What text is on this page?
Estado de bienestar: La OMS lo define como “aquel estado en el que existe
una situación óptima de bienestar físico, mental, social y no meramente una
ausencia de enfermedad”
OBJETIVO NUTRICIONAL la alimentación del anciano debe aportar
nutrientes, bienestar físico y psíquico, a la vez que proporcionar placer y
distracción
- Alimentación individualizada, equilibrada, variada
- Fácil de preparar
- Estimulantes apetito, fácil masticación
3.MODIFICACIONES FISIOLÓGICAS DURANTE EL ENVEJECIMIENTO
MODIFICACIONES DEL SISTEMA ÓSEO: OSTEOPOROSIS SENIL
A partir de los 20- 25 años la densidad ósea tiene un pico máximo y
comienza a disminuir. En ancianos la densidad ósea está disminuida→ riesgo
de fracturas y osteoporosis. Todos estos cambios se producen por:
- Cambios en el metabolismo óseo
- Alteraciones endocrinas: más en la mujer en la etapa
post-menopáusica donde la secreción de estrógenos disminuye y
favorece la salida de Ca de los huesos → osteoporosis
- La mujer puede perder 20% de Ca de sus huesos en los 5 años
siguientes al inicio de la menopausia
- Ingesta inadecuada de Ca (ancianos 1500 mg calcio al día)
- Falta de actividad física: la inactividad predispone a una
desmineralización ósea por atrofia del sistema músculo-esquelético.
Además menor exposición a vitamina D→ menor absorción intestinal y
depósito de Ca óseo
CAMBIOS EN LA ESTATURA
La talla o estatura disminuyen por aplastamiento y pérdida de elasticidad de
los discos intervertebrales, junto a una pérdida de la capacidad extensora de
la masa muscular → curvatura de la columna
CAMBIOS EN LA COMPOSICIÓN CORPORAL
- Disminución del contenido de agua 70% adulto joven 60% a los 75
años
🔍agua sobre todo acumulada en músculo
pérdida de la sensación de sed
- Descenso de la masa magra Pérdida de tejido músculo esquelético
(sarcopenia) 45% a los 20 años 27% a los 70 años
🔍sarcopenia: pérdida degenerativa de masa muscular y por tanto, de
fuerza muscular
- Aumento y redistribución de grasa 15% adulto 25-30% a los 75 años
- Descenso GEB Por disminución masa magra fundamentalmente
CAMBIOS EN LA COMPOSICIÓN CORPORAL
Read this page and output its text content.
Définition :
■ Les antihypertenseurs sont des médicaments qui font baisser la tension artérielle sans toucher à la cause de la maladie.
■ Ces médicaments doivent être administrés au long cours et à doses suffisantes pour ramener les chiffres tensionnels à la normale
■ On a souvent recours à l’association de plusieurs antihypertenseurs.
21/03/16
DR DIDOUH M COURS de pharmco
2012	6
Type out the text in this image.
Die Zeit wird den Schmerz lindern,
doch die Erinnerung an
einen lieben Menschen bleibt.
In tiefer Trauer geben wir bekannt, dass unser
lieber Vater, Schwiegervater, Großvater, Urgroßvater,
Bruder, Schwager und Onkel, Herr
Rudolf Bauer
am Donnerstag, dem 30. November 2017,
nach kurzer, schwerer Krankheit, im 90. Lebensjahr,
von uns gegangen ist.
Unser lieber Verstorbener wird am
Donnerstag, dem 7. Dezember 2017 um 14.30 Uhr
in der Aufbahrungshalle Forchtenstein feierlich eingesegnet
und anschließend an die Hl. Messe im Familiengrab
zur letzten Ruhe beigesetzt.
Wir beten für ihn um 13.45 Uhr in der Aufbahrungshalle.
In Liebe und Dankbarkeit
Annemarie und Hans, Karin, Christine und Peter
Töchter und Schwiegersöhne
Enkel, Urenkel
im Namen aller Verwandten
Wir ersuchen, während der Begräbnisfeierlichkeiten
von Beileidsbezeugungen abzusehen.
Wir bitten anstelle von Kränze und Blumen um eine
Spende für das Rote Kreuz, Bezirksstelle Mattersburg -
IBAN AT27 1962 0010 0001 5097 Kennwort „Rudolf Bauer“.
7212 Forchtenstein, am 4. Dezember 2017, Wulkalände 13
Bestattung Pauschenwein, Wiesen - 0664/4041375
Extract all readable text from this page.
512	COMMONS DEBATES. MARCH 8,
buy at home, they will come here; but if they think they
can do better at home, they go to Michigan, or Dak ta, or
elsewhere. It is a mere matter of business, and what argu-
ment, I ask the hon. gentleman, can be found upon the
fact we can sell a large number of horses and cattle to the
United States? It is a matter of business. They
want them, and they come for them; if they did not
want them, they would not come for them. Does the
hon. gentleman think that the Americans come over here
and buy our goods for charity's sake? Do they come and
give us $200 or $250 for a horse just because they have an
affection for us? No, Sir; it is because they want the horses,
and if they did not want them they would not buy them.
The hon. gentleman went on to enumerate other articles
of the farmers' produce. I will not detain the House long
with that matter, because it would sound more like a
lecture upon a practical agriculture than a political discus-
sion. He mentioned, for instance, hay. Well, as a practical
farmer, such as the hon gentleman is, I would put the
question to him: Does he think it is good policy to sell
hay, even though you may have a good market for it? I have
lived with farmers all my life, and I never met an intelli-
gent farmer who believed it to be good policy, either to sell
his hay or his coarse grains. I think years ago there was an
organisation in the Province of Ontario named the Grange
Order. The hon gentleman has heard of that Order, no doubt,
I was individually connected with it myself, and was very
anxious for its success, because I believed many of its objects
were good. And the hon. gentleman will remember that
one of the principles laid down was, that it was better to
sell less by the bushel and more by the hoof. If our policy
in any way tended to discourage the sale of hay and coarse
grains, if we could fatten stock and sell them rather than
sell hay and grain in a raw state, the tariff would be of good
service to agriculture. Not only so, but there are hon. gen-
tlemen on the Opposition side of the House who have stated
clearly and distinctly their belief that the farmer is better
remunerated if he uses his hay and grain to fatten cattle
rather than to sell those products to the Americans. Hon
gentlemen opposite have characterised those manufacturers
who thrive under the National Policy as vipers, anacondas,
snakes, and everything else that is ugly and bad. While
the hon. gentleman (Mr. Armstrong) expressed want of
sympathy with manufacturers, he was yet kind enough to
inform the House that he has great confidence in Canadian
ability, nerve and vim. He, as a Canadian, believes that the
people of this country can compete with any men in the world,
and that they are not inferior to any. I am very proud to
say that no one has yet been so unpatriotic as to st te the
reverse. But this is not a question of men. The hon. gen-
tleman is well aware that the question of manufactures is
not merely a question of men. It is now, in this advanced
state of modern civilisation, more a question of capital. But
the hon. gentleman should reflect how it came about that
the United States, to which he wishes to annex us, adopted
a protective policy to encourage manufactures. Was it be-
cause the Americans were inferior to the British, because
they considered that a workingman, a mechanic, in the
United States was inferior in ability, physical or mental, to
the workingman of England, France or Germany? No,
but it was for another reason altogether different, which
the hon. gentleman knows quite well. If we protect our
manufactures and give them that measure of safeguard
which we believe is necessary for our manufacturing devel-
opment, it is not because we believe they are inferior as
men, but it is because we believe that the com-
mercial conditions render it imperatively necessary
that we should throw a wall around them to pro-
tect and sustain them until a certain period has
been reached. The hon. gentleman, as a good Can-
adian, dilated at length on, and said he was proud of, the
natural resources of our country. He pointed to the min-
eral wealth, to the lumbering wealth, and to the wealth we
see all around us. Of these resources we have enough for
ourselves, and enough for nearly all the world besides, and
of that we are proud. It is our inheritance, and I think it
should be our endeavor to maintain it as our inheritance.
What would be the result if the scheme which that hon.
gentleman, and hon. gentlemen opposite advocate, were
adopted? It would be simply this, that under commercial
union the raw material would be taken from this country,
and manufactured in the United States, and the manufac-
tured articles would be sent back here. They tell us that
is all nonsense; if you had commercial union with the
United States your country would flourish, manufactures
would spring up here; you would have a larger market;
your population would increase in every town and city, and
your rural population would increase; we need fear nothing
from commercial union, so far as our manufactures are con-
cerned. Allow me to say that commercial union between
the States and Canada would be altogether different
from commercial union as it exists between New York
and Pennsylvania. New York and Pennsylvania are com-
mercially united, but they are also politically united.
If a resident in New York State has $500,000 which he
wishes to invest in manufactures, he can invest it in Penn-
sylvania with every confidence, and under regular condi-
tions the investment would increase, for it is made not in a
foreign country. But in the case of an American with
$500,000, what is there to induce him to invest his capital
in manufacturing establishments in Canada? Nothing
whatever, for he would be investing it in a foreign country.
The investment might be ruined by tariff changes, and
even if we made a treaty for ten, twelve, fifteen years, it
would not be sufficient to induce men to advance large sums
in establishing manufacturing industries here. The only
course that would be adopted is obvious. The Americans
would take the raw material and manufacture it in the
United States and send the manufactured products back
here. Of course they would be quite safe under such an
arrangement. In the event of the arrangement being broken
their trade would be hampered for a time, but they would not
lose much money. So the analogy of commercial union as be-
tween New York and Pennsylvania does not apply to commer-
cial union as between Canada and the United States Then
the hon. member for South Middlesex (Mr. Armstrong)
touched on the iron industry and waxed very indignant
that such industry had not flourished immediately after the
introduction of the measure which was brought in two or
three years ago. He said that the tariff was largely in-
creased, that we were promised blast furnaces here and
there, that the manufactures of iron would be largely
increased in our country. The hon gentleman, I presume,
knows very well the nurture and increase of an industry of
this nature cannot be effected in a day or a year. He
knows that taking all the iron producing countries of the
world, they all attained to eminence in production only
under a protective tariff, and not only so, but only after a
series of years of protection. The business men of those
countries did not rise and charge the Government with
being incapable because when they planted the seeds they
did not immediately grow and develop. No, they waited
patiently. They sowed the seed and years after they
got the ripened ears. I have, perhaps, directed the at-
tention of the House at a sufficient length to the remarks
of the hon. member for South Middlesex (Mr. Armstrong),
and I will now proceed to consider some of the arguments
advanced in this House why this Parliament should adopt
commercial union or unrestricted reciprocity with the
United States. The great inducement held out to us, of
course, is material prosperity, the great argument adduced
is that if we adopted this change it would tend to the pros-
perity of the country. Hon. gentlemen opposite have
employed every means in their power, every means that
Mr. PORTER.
++++++++++
# [REQUIRED TASK]
Search the data above for lines holding "give" and copy each of them.

# [TASK RESPONSE]
give us $200 or $250 for a horse just because they have an
manufactures and give them that measure of safeguard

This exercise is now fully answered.